[Data records]
— BEGIN —
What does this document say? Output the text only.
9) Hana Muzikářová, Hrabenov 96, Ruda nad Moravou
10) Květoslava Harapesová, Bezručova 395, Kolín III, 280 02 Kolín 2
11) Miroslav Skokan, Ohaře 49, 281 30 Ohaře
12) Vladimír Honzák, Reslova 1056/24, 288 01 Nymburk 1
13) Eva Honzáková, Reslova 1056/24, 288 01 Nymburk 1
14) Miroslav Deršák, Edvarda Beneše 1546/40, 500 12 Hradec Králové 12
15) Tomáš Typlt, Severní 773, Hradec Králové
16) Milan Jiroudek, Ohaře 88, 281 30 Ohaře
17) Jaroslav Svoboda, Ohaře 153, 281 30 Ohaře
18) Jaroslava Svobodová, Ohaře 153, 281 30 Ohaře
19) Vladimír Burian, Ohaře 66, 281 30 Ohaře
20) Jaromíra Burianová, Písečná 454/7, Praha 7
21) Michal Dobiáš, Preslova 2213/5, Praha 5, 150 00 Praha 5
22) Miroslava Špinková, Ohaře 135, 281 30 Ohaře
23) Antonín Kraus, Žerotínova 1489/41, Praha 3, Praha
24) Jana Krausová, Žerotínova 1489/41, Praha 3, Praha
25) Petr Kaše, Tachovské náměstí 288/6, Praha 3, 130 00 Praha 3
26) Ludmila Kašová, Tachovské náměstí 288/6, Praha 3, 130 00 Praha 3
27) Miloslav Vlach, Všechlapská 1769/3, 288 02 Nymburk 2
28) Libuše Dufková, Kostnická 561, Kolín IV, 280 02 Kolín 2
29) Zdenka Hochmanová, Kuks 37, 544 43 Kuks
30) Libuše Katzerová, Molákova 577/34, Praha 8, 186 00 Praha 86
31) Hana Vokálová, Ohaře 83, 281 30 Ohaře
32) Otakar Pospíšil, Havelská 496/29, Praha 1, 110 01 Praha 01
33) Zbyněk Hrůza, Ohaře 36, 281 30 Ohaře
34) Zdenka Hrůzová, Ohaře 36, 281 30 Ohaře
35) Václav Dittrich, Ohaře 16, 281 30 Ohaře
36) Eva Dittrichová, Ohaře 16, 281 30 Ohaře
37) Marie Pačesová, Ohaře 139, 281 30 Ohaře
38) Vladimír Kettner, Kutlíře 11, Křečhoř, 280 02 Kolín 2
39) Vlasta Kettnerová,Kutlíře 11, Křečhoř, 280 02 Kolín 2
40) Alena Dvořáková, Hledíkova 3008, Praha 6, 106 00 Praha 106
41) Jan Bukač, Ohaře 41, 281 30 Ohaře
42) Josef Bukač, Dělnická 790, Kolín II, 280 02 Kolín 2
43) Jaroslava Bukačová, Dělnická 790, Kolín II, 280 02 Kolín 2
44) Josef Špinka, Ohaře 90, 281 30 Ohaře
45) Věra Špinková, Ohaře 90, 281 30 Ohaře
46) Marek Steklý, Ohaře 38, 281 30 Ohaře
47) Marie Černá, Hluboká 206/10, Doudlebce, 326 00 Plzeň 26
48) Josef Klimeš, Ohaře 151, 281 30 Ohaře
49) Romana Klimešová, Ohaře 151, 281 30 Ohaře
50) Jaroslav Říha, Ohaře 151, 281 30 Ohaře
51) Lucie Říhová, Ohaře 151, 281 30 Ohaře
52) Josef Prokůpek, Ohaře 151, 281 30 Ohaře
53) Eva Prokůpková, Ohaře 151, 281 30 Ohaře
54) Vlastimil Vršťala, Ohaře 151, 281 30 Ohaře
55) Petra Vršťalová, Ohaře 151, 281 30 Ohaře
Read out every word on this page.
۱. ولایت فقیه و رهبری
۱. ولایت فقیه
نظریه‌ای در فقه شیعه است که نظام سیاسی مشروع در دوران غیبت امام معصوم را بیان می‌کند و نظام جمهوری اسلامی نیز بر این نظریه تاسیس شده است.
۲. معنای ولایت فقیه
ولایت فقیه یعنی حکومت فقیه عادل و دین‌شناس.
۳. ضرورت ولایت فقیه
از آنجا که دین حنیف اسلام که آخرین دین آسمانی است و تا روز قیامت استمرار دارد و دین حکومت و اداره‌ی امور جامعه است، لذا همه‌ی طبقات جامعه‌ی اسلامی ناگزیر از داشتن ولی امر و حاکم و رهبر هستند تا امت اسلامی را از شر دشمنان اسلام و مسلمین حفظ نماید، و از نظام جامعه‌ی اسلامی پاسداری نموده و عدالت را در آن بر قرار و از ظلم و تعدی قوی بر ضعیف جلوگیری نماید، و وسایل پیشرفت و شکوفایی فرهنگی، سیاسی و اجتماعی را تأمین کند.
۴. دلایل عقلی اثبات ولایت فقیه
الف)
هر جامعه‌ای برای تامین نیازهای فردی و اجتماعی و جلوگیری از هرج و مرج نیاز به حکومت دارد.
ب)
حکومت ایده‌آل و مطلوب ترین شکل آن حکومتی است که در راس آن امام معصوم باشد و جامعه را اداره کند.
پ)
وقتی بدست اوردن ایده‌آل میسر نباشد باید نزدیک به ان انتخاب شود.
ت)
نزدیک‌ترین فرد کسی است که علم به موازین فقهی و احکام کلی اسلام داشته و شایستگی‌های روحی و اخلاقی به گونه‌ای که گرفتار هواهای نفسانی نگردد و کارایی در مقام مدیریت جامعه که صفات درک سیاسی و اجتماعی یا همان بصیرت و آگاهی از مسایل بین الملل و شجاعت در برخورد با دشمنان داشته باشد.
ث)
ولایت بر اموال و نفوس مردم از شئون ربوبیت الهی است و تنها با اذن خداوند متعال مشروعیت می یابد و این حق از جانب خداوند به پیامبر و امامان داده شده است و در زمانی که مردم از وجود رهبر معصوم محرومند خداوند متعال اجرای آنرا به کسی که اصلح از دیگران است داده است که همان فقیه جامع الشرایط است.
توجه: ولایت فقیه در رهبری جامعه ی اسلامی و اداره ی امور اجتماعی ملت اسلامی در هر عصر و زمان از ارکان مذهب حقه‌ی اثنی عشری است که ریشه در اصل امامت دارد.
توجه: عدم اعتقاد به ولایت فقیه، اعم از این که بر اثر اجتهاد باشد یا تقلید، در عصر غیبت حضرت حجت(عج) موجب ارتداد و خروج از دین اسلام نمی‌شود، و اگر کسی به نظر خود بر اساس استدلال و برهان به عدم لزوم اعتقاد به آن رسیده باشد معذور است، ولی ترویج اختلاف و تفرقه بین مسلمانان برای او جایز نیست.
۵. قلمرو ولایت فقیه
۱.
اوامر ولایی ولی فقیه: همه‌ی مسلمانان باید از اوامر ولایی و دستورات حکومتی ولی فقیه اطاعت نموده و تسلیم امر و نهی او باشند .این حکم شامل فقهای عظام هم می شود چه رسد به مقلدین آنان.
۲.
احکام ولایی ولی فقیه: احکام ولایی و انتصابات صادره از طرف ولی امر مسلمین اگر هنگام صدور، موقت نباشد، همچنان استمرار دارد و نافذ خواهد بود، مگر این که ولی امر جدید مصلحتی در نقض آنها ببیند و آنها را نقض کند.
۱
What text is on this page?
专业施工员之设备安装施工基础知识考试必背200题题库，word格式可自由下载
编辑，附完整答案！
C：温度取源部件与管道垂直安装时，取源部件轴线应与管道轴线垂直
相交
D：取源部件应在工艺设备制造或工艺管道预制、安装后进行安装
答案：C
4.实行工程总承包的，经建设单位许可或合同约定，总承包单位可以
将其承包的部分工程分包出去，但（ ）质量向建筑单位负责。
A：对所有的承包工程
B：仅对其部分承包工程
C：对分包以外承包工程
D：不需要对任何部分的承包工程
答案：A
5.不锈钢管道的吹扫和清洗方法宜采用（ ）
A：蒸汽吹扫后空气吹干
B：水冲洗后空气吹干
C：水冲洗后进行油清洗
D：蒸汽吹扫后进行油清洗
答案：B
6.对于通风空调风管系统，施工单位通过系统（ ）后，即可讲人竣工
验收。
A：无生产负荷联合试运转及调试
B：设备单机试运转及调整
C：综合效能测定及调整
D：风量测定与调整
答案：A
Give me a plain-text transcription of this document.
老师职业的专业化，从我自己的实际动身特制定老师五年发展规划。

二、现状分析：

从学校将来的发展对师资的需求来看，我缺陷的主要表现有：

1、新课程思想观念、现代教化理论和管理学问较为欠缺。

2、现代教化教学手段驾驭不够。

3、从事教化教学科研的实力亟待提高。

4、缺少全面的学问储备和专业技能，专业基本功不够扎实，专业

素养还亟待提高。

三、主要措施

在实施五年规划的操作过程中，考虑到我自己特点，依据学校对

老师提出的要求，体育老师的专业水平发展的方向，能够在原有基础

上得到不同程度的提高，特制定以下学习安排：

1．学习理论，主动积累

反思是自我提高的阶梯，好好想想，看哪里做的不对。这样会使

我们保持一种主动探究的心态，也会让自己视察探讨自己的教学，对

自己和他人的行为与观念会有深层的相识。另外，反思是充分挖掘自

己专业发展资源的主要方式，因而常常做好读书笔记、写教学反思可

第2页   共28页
— END —
# Task requirements
Note how many lines in the material hold the word "رهبری", and give that number with nothing added.

# Finished task
2